• _Stated task_
Find the word "problémy" in the data. Return every line where it appears.
* begin Provided records *
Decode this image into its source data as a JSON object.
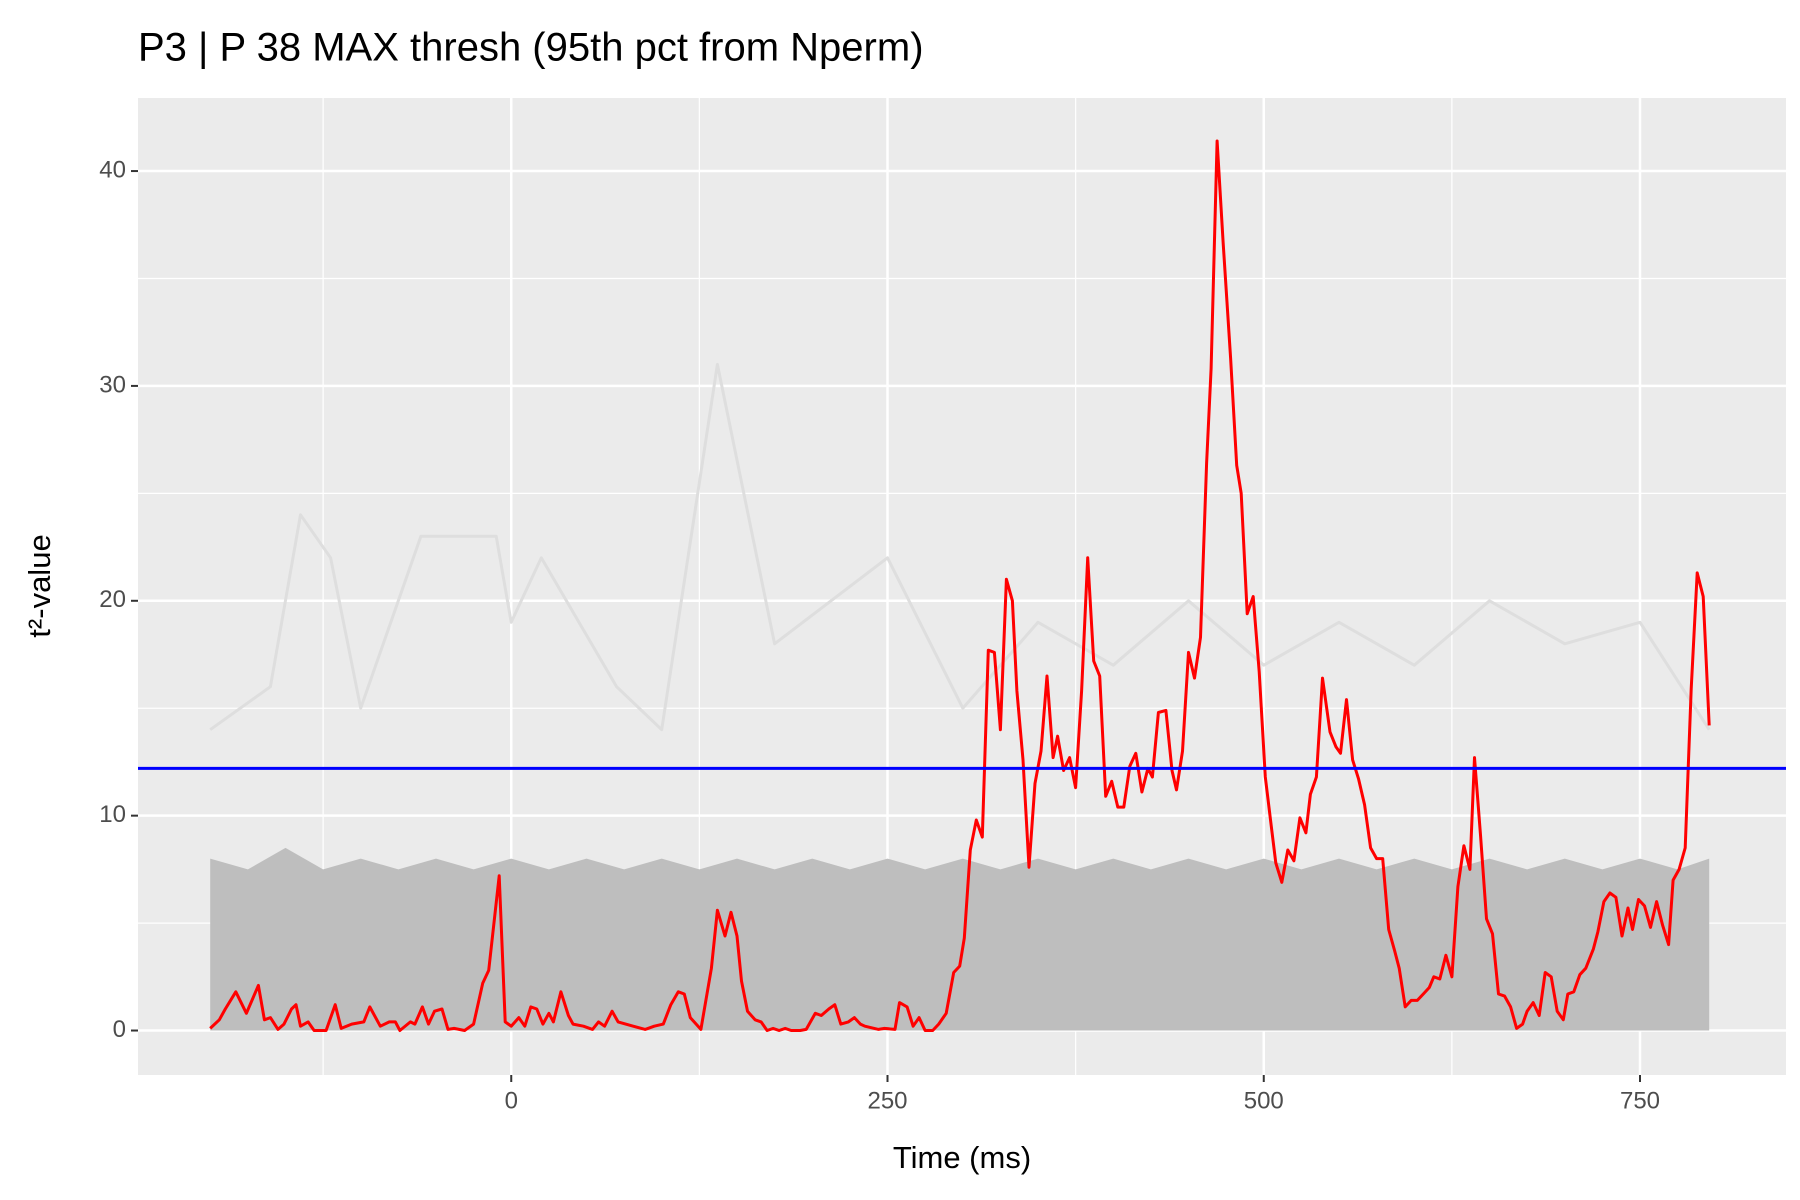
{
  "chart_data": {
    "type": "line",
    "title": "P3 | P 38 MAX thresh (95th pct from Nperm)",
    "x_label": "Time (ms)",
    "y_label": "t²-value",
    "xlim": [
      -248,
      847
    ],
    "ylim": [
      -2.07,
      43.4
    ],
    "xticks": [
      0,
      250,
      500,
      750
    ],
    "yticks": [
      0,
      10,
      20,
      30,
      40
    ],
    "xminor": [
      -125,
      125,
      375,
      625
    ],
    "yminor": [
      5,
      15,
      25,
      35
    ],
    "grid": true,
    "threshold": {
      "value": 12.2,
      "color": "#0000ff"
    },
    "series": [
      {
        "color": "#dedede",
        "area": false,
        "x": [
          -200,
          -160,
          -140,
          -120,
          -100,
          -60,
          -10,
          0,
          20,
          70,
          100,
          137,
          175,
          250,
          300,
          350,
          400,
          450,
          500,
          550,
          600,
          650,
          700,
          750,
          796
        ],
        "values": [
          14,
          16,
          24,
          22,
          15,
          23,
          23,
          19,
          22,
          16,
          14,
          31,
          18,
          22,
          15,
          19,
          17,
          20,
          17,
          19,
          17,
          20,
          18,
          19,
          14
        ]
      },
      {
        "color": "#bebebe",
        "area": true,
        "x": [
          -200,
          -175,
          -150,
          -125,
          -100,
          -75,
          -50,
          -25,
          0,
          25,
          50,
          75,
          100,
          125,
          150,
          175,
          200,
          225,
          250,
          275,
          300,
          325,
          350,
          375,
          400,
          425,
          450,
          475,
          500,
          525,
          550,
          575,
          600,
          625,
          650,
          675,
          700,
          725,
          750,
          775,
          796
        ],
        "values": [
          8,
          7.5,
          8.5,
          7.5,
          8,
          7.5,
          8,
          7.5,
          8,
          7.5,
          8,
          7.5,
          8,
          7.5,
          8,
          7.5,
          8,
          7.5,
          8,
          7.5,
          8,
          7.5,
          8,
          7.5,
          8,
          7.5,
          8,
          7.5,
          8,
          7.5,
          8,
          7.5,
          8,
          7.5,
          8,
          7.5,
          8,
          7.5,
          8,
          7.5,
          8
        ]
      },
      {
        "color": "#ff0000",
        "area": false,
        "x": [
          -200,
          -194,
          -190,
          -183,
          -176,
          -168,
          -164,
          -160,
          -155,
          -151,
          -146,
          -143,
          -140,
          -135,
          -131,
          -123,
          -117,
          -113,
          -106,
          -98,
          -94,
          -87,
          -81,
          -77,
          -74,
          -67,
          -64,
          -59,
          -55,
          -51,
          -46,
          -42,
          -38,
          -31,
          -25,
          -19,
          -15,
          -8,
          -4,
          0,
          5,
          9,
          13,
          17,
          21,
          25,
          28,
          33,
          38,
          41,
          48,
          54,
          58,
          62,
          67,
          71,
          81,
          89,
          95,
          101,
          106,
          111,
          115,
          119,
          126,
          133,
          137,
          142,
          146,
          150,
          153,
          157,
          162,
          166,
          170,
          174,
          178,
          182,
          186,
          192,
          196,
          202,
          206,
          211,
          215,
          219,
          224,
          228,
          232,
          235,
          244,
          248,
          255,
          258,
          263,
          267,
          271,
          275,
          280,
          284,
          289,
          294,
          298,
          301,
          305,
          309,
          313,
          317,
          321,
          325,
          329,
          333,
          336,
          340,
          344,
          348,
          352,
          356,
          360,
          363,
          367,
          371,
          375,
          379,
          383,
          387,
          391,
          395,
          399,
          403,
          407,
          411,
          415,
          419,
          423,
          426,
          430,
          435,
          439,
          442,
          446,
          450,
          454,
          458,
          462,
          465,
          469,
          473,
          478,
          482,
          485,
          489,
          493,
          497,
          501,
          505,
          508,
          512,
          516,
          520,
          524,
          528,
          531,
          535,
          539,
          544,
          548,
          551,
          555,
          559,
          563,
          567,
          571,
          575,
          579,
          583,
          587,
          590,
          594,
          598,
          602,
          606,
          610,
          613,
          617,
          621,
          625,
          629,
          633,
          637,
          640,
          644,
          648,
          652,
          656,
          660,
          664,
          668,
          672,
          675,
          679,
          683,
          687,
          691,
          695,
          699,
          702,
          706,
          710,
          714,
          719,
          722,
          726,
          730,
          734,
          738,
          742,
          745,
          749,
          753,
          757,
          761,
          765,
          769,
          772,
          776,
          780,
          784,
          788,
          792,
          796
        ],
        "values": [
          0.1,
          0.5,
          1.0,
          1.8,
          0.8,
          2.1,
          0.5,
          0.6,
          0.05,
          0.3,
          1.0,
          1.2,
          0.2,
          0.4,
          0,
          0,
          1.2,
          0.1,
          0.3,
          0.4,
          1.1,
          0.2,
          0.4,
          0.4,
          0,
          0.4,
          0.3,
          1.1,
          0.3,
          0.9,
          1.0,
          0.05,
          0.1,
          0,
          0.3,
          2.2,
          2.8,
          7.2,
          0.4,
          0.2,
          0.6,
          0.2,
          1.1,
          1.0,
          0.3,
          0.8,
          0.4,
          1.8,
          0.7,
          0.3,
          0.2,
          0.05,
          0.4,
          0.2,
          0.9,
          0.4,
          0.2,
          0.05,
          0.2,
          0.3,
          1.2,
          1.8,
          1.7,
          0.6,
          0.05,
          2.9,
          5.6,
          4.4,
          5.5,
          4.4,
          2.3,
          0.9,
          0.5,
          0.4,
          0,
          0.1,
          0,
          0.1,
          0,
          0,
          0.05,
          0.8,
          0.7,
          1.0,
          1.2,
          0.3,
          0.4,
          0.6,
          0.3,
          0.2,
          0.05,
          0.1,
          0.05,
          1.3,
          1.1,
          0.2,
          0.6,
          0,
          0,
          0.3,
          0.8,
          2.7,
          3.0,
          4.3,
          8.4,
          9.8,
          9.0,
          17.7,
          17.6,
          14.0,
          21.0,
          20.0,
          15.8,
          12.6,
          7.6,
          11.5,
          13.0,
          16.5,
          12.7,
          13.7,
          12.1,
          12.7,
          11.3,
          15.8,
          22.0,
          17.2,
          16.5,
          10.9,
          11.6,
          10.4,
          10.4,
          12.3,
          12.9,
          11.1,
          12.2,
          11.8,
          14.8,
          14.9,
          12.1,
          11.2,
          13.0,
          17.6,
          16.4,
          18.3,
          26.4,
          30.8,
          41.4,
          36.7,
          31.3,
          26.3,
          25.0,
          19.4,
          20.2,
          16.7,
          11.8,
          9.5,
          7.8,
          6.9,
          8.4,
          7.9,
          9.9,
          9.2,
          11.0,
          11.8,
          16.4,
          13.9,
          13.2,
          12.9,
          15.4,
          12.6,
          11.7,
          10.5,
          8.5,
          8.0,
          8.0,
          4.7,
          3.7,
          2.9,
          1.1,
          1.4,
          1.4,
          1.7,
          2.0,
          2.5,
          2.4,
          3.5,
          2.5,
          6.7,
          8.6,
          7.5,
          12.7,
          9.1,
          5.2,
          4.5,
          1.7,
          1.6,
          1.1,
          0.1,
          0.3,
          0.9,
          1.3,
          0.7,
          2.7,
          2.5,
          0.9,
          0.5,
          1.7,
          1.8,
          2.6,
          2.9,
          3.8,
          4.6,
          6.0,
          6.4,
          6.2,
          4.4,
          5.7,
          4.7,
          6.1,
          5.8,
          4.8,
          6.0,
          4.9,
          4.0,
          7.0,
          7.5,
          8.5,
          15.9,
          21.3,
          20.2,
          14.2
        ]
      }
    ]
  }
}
* end Provided records *
* begin Provided records *
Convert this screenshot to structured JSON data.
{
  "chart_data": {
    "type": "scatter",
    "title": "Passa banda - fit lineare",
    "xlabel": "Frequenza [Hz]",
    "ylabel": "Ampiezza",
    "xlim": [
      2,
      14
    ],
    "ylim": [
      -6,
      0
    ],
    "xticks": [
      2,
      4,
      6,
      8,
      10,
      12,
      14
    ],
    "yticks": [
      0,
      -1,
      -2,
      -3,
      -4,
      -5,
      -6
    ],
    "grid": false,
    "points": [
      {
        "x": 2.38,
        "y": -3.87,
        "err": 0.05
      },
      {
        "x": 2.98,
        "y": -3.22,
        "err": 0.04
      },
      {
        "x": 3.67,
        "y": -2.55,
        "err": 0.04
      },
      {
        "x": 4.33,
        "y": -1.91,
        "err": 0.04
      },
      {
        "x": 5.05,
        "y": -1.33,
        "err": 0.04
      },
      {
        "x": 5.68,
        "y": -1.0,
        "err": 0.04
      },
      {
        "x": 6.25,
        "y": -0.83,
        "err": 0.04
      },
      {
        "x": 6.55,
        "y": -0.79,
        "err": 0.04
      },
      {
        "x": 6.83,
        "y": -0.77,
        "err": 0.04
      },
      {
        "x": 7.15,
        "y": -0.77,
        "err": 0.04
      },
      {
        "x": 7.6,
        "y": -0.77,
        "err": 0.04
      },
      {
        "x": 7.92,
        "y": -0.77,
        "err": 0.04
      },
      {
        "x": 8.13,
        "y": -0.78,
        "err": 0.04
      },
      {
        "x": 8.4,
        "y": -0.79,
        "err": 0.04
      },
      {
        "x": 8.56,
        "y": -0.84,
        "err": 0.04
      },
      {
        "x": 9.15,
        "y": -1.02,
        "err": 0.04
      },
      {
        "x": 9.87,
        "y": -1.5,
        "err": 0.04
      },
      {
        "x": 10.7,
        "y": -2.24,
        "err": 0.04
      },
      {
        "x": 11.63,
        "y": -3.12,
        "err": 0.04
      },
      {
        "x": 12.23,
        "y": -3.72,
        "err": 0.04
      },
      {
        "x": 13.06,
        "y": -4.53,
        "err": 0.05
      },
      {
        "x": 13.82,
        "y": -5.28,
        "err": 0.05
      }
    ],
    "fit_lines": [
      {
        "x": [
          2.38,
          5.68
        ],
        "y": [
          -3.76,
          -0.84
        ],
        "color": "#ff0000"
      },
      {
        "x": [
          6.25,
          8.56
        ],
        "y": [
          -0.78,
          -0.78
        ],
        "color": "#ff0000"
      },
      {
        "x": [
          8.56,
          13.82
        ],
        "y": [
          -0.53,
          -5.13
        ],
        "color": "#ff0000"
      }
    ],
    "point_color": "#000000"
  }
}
* end Provided records *
* begin Provided records *
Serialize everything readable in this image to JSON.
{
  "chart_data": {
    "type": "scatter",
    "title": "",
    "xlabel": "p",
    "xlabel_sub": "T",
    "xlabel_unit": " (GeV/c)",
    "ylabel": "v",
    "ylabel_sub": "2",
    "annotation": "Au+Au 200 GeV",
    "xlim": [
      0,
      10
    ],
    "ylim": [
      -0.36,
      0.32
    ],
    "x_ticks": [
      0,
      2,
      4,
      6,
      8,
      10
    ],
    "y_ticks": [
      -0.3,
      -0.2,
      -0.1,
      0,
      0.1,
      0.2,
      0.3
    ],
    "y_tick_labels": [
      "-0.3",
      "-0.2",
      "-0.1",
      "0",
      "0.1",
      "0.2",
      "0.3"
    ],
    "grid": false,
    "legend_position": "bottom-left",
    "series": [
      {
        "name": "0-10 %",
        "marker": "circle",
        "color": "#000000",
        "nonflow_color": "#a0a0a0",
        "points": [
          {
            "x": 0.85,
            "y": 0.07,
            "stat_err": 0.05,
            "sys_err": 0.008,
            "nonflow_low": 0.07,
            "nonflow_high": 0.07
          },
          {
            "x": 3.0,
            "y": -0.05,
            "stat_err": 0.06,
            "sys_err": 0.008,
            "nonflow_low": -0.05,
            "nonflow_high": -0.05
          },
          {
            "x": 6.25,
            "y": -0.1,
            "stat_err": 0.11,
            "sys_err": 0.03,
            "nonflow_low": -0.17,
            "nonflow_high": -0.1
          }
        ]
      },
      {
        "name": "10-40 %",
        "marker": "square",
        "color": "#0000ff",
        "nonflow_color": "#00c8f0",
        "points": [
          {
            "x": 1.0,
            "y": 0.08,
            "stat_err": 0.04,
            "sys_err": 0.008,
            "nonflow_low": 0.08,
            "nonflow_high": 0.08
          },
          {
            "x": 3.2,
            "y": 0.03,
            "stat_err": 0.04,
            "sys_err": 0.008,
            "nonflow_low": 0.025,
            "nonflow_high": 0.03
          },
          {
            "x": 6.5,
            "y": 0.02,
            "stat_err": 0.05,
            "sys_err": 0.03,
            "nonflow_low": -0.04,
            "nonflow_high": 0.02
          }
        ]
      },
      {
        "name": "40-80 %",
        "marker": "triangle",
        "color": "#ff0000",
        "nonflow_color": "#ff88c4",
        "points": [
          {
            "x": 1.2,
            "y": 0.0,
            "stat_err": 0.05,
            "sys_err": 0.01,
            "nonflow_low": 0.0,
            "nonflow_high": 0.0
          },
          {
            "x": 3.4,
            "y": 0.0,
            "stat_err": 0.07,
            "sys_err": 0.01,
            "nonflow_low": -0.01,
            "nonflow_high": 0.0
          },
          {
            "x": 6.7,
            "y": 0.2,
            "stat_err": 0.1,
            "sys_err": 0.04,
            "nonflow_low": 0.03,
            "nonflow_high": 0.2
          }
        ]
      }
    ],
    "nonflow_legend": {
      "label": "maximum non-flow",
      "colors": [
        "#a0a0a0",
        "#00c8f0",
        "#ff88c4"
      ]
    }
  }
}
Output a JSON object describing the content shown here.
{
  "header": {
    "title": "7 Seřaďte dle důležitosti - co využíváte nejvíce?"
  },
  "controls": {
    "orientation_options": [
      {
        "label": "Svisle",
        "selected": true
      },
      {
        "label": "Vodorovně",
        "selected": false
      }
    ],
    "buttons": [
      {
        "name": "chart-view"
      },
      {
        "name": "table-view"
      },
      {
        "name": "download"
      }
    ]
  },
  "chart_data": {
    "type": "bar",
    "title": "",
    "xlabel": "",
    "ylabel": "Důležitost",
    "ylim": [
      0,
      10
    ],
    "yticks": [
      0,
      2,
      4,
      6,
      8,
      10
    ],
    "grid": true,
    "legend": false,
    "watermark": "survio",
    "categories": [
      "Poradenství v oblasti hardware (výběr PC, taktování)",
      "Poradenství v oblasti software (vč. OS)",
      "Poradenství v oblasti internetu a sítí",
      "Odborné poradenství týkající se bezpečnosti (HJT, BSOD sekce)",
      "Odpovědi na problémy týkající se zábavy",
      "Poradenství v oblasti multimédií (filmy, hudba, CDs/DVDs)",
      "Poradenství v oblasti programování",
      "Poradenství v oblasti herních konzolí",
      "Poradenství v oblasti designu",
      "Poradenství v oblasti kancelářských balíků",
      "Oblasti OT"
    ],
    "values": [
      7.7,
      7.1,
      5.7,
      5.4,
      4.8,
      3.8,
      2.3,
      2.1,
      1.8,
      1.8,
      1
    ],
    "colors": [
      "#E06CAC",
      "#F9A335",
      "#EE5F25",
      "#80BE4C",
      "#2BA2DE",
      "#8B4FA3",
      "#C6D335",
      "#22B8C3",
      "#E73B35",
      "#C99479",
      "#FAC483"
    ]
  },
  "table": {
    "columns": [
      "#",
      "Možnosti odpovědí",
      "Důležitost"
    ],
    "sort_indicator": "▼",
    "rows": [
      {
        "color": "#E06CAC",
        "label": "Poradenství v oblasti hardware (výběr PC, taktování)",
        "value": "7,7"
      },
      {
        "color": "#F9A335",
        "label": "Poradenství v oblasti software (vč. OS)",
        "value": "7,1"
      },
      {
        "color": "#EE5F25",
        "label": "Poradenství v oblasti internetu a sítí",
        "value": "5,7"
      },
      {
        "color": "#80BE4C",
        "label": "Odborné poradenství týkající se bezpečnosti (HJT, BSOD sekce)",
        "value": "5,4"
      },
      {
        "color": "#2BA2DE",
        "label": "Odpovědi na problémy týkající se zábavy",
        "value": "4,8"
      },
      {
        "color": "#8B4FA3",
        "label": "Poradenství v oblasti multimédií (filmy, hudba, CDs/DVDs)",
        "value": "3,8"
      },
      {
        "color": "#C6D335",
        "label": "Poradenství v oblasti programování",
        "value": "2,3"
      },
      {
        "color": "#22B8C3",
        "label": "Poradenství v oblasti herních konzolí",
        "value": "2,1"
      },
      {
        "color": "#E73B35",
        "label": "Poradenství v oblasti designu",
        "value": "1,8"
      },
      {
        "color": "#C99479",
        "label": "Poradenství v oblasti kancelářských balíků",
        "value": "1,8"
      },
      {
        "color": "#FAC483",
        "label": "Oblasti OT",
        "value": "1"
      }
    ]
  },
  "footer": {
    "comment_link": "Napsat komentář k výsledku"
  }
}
* end Provided records *
• _Finished answer_
      "Odpovědi na problémy týkající se zábavy",
        "label": "Odpovědi na problémy týkající se zábavy",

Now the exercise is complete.